TASK TO CARRY OUT >> Look through the material below. Copy every line with the string "name" in it.

#### EXERCISE DATA ####

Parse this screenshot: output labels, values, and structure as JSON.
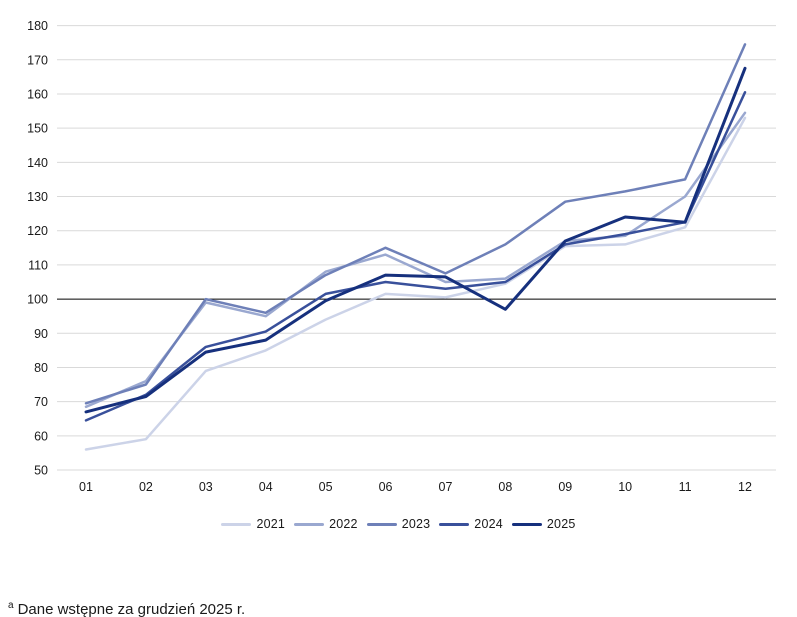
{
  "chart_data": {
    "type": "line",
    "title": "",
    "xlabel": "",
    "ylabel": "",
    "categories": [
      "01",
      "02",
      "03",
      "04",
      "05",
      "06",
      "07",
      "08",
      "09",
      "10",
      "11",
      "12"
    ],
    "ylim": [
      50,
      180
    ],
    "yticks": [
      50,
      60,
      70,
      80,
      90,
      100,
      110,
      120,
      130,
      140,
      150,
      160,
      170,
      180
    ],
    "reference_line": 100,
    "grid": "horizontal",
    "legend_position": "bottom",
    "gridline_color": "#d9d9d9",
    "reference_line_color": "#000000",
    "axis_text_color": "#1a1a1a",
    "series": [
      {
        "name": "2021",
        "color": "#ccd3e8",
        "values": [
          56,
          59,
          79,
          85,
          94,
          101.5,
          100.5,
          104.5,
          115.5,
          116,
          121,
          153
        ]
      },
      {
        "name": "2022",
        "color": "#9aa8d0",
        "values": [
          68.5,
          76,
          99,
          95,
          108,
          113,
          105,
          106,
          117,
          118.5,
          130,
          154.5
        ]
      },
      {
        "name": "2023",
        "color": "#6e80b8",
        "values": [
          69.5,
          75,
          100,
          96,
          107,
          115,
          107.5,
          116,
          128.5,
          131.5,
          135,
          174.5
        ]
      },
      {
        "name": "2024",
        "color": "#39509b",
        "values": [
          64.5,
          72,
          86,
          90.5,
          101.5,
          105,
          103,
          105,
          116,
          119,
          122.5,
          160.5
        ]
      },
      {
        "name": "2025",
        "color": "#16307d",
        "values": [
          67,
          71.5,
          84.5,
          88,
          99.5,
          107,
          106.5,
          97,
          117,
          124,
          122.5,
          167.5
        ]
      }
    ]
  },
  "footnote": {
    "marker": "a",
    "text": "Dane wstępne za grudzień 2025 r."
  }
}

####

REPLY >>
        "name": "2021",
        "name": "2022",
        "name": "2023",
        "name": "2024",
        "name": "2025",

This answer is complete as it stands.